___ Records provided

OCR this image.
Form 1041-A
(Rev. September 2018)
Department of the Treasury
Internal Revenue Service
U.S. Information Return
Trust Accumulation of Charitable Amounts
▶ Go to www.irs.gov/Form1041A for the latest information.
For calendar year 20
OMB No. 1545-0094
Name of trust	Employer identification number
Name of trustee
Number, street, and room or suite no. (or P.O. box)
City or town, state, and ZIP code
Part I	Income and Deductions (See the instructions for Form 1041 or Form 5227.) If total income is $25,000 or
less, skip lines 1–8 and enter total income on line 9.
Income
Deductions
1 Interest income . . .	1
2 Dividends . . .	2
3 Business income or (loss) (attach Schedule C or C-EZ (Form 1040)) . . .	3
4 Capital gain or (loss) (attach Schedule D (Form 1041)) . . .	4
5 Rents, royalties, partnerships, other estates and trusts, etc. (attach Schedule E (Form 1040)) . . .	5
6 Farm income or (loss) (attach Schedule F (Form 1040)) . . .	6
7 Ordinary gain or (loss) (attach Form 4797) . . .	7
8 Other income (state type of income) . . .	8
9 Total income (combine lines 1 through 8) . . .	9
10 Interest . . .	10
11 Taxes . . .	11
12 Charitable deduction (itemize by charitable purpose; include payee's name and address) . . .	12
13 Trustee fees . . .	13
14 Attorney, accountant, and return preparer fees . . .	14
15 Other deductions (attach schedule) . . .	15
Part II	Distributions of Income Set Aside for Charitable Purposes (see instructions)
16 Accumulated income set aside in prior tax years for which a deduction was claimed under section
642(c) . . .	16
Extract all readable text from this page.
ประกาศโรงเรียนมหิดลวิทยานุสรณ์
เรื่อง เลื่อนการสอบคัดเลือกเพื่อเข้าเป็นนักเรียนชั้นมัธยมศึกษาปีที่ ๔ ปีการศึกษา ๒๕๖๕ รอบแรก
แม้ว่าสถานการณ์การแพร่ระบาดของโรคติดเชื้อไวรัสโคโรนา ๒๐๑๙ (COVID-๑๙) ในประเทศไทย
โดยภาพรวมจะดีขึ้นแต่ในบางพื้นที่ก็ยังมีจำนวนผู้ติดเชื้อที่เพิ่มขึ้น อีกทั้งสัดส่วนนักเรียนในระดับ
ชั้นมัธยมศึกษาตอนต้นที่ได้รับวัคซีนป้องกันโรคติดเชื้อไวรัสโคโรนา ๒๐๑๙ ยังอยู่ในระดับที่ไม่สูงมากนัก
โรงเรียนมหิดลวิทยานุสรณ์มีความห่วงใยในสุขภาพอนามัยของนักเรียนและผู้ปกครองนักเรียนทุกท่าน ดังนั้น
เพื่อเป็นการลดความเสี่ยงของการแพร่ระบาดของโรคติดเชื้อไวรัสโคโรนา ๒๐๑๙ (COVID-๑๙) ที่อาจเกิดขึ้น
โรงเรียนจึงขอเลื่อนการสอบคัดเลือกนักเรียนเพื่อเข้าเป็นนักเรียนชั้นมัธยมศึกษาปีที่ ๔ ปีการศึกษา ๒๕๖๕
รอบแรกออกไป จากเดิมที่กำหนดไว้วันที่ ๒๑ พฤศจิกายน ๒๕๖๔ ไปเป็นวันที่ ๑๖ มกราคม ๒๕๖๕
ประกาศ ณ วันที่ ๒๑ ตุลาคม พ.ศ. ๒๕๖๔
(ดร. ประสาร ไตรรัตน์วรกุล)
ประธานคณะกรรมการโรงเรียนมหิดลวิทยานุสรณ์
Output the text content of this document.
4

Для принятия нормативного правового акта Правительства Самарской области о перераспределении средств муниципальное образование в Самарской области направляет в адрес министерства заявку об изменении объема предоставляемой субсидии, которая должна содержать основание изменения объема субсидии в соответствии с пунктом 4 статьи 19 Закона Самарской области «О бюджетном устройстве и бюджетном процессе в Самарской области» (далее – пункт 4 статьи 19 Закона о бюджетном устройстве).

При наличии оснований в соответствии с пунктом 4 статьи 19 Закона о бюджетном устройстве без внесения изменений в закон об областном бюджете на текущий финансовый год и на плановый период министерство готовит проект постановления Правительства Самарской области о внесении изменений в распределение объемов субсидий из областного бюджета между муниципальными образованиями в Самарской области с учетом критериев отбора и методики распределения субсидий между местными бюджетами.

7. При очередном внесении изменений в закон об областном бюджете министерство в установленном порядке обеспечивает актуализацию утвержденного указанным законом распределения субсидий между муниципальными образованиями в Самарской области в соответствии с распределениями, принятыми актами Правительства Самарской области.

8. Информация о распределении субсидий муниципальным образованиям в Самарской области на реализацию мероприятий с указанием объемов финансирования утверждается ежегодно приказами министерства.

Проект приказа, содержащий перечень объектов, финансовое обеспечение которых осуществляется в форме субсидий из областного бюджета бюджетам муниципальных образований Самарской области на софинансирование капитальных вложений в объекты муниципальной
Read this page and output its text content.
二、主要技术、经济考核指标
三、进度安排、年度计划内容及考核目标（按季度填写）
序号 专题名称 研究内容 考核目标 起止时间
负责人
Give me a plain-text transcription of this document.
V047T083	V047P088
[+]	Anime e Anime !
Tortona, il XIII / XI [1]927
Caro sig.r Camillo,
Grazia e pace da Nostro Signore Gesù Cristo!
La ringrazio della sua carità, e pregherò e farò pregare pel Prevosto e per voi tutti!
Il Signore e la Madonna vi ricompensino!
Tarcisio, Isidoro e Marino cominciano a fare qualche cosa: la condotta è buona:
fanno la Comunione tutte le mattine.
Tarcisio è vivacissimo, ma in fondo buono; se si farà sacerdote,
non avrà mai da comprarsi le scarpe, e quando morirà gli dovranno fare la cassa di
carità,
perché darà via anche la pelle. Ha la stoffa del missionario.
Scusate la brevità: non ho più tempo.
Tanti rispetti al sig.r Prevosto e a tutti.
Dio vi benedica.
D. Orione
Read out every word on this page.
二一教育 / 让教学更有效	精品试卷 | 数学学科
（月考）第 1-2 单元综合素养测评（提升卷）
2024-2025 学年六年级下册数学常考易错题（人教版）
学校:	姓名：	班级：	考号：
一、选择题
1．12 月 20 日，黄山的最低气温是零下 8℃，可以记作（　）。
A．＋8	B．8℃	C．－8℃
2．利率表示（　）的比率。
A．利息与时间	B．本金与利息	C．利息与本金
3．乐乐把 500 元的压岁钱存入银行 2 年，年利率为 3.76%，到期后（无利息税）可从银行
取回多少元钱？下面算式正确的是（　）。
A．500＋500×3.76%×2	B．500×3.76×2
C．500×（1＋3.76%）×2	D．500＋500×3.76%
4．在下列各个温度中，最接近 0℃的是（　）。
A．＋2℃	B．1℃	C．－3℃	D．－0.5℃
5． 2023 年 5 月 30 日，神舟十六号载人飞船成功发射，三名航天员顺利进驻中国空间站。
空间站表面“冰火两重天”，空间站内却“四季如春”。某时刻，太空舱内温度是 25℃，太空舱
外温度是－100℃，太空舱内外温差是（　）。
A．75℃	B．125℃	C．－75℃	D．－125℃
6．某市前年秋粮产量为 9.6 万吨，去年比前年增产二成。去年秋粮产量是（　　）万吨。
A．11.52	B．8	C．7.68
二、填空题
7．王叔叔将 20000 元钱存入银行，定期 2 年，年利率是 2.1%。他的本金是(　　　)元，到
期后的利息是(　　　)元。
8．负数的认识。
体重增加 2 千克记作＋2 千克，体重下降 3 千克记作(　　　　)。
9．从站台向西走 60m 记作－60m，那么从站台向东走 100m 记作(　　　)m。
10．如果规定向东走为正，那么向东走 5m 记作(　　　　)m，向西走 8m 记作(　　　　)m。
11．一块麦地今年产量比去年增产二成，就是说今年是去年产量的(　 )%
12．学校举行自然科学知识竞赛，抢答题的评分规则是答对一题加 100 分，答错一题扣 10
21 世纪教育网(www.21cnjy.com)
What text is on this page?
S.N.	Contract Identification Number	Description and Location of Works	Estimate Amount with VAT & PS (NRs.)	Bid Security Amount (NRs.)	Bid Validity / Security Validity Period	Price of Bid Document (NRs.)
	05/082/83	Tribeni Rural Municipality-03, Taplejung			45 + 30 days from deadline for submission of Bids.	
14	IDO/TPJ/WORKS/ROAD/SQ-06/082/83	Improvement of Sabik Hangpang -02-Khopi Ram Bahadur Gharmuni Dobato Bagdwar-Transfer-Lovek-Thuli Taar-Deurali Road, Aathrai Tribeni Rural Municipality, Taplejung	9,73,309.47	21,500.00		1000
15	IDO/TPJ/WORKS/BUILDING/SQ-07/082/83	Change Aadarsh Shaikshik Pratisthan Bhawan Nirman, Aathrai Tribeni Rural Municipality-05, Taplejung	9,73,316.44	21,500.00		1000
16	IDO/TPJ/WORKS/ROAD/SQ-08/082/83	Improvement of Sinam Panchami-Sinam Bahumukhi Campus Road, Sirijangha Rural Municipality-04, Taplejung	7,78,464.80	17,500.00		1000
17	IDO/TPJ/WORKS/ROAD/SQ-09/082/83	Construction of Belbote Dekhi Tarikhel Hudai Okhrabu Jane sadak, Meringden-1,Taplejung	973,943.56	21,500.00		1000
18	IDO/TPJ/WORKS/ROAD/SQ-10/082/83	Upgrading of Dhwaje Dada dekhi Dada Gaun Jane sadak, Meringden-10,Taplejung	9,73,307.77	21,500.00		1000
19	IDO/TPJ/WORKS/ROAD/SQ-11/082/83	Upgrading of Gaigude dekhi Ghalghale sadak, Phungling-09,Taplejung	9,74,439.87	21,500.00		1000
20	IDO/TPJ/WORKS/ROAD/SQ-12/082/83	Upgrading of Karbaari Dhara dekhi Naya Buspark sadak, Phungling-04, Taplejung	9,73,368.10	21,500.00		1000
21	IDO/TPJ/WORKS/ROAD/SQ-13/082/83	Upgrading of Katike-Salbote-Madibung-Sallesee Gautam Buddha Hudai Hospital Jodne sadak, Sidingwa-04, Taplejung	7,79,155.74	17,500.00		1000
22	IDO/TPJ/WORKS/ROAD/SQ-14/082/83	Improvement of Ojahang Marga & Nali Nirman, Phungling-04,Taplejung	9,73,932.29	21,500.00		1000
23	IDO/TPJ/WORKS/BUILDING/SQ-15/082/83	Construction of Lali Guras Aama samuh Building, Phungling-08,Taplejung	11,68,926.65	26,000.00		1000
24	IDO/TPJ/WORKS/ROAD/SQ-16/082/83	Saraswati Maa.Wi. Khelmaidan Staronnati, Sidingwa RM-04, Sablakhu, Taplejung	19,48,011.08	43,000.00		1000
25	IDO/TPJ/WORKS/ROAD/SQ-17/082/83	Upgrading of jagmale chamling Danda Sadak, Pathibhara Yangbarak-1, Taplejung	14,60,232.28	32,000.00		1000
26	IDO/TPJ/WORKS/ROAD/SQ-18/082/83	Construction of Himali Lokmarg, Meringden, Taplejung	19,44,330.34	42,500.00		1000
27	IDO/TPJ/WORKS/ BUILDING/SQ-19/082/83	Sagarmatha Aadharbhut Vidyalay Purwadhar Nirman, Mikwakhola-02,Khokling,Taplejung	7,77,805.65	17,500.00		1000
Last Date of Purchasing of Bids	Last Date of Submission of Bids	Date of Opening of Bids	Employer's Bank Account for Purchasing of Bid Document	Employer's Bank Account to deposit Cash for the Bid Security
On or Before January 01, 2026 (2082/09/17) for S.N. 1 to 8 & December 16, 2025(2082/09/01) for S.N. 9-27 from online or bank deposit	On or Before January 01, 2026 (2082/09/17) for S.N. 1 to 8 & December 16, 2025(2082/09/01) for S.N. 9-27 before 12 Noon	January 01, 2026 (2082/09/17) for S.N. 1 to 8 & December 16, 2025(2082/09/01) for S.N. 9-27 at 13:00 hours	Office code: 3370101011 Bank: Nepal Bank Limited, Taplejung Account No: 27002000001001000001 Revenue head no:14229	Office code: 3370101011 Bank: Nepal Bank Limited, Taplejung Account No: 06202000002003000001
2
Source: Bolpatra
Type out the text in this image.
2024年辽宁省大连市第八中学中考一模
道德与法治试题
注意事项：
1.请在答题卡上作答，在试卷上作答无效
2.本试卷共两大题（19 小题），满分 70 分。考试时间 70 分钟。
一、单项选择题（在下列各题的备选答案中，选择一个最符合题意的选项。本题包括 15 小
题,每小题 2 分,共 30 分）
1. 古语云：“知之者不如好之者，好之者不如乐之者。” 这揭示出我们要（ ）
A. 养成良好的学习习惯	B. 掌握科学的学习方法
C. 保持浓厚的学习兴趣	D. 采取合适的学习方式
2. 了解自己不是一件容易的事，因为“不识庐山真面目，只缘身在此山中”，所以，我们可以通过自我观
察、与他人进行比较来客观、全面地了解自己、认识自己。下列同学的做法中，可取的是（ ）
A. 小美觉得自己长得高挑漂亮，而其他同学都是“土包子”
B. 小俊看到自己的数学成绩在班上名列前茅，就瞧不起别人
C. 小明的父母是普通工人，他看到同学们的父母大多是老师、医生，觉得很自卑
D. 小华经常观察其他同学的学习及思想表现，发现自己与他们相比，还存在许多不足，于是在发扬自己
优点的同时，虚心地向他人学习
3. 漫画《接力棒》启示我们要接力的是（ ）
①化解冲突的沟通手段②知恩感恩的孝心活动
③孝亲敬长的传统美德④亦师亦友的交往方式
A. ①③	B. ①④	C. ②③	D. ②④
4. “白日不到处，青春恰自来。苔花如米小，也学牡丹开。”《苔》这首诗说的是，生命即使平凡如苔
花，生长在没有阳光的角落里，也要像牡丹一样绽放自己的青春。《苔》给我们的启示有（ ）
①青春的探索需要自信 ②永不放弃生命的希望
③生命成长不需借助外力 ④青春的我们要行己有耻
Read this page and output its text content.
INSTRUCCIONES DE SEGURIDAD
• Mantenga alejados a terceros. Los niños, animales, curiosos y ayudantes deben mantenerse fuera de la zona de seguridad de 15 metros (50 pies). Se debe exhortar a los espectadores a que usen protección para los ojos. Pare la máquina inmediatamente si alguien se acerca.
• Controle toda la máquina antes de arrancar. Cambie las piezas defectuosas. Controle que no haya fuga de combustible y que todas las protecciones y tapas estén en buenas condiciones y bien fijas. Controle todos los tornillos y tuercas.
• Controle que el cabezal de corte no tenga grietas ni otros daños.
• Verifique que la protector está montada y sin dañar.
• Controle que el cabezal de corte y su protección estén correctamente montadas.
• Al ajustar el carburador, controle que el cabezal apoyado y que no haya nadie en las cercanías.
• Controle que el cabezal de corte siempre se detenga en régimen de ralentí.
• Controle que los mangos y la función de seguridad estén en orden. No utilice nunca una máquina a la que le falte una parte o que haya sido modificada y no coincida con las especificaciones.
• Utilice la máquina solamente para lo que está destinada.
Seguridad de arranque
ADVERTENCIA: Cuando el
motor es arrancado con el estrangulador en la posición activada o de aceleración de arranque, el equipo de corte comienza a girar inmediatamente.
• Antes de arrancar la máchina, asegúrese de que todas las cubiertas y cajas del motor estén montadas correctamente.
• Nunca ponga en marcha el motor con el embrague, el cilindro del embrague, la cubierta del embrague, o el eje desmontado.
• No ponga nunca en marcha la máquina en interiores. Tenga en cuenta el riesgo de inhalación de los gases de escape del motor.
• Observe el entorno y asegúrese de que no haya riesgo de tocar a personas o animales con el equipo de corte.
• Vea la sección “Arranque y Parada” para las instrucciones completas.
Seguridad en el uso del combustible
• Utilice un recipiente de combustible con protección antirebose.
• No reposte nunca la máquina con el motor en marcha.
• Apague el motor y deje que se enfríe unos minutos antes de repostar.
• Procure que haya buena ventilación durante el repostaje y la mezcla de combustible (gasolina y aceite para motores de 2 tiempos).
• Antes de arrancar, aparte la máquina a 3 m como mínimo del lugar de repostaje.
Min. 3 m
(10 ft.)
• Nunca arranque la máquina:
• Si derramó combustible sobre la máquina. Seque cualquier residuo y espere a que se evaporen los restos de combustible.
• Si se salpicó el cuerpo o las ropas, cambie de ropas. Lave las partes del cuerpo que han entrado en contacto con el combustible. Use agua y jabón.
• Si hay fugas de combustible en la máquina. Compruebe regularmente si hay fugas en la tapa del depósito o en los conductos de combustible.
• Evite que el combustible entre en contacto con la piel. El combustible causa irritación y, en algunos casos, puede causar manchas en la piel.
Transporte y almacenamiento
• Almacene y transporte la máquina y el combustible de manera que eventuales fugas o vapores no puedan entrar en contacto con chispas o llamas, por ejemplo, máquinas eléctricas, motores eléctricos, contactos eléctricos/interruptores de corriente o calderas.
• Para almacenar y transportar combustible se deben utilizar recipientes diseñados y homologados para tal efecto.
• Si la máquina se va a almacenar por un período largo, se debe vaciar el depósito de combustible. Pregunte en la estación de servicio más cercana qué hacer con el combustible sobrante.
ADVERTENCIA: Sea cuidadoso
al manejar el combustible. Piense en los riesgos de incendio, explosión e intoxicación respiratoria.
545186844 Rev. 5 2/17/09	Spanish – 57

______

▶ _Task objective_
List all lines in the material containing the string "Sidingwa".

▶ _Exercise output_
21	IDO/TPJ/WORKS/ROAD/SQ-13/082/83	Upgrading of Katike-Salbote-Madibung-Sallesee Gautam Buddha Hudai Hospital Jodne sadak, Sidingwa-04, Taplejung	7,79,155.74	17,500.00		1000
24	IDO/TPJ/WORKS/ROAD/SQ-16/082/83	Saraswati Maa.Wi. Khelmaidan Staronnati, Sidingwa RM-04, Sablakhu, Taplejung	19,48,011.08	43,000.00		1000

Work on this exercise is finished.